• **What you are asked to do**:
Extract each line of the material that follows exactly and omit its pictures.

Stored entries:
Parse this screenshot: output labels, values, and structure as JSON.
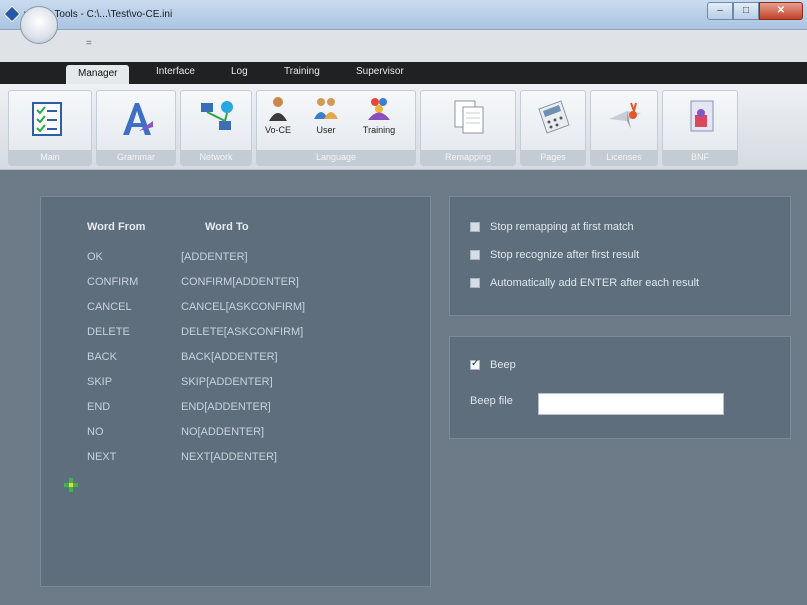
{
  "window": {
    "title": "vo-CE Tools - C:\\...\\Test\\vo-CE.ini",
    "minimize": "–",
    "maximize": "□",
    "close": "✕"
  },
  "qat": {
    "arrow": "="
  },
  "orb_text": "",
  "tabs": [
    {
      "label": "Manager",
      "active": true
    },
    {
      "label": "Interface"
    },
    {
      "label": "Log"
    },
    {
      "label": "Training"
    },
    {
      "label": "Supervisor"
    }
  ],
  "ribbon": {
    "groups": [
      "Main",
      "Grammar",
      "Network",
      "Language",
      "Remapping",
      "Pages",
      "Licenses",
      "BNF"
    ],
    "language_buttons": [
      "Vo-CE",
      "User",
      "Training"
    ]
  },
  "remap": {
    "headers": {
      "from": "Word From",
      "to": "Word To"
    },
    "rows": [
      {
        "from": "OK",
        "to": "[ADDENTER]"
      },
      {
        "from": "CONFIRM",
        "to": "CONFIRM[ADDENTER]"
      },
      {
        "from": "CANCEL",
        "to": "CANCEL[ASKCONFIRM]"
      },
      {
        "from": "DELETE",
        "to": "DELETE[ASKCONFIRM]"
      },
      {
        "from": "BACK",
        "to": "BACK[ADDENTER]"
      },
      {
        "from": "SKIP",
        "to": "SKIP[ADDENTER]"
      },
      {
        "from": "END",
        "to": "END[ADDENTER]"
      },
      {
        "from": "NO",
        "to": "NO[ADDENTER]"
      },
      {
        "from": "NEXT",
        "to": "NEXT[ADDENTER]"
      }
    ]
  },
  "options": [
    {
      "label": "Stop remapping at first match",
      "checked": false
    },
    {
      "label": "Stop recognize after first result",
      "checked": false
    },
    {
      "label": "Automatically add ENTER after each result",
      "checked": false
    }
  ],
  "beep": {
    "label": "Beep",
    "checked": true,
    "file_label": "Beep file",
    "file_value": ""
  }
}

• **Exercise response**:
Parse this screenshot: output labels, values, and structure as JSON.
{
  "window": {
    "title": "vo-CE Tools - C:\\...\\Test\\vo-CE.ini",
    "minimize": "–",
    "maximize": "□",
    "close": "✕"
  },
  "qat": {
    "arrow": "="
  },
  "orb_text": "",
  "tabs": [
    {
      "label": "Manager",
      "active": true
    },
    {
      "label": "Interface"
    },
    {
      "label": "Log"
    },
    {
      "label": "Training"
    },
    {
      "label": "Supervisor"
    }
  ],
  "ribbon": {
    "groups": [
      "Main",
      "Grammar",
      "Network",
      "Language",
      "Remapping",
      "Pages",
      "Licenses",
      "BNF"
    ],
    "language_buttons": [
      "Vo-CE",
      "User",
      "Training"
    ]
  },
  "remap": {
    "headers": {
      "from": "Word From",
      "to": "Word To"
    },
    "rows": [
      {
        "from": "OK",
        "to": "[ADDENTER]"
      },
      {
        "from": "CONFIRM",
        "to": "CONFIRM[ADDENTER]"
      },
      {
        "from": "CANCEL",
        "to": "CANCEL[ASKCONFIRM]"
      },
      {
        "from": "DELETE",
        "to": "DELETE[ASKCONFIRM]"
      },
      {
        "from": "BACK",
        "to": "BACK[ADDENTER]"
      },
      {
        "from": "SKIP",
        "to": "SKIP[ADDENTER]"
      },
      {
        "from": "END",
        "to": "END[ADDENTER]"
      },
      {
        "from": "NO",
        "to": "NO[ADDENTER]"
      },
      {
        "from": "NEXT",
        "to": "NEXT[ADDENTER]"
      }
    ]
  },
  "options": [
    {
      "label": "Stop remapping at first match",
      "checked": false
    },
    {
      "label": "Stop recognize after first result",
      "checked": false
    },
    {
      "label": "Automatically add ENTER after each result",
      "checked": false
    }
  ],
  "beep": {
    "label": "Beep",
    "checked": true,
    "file_label": "Beep file",
    "file_value": ""
  }
}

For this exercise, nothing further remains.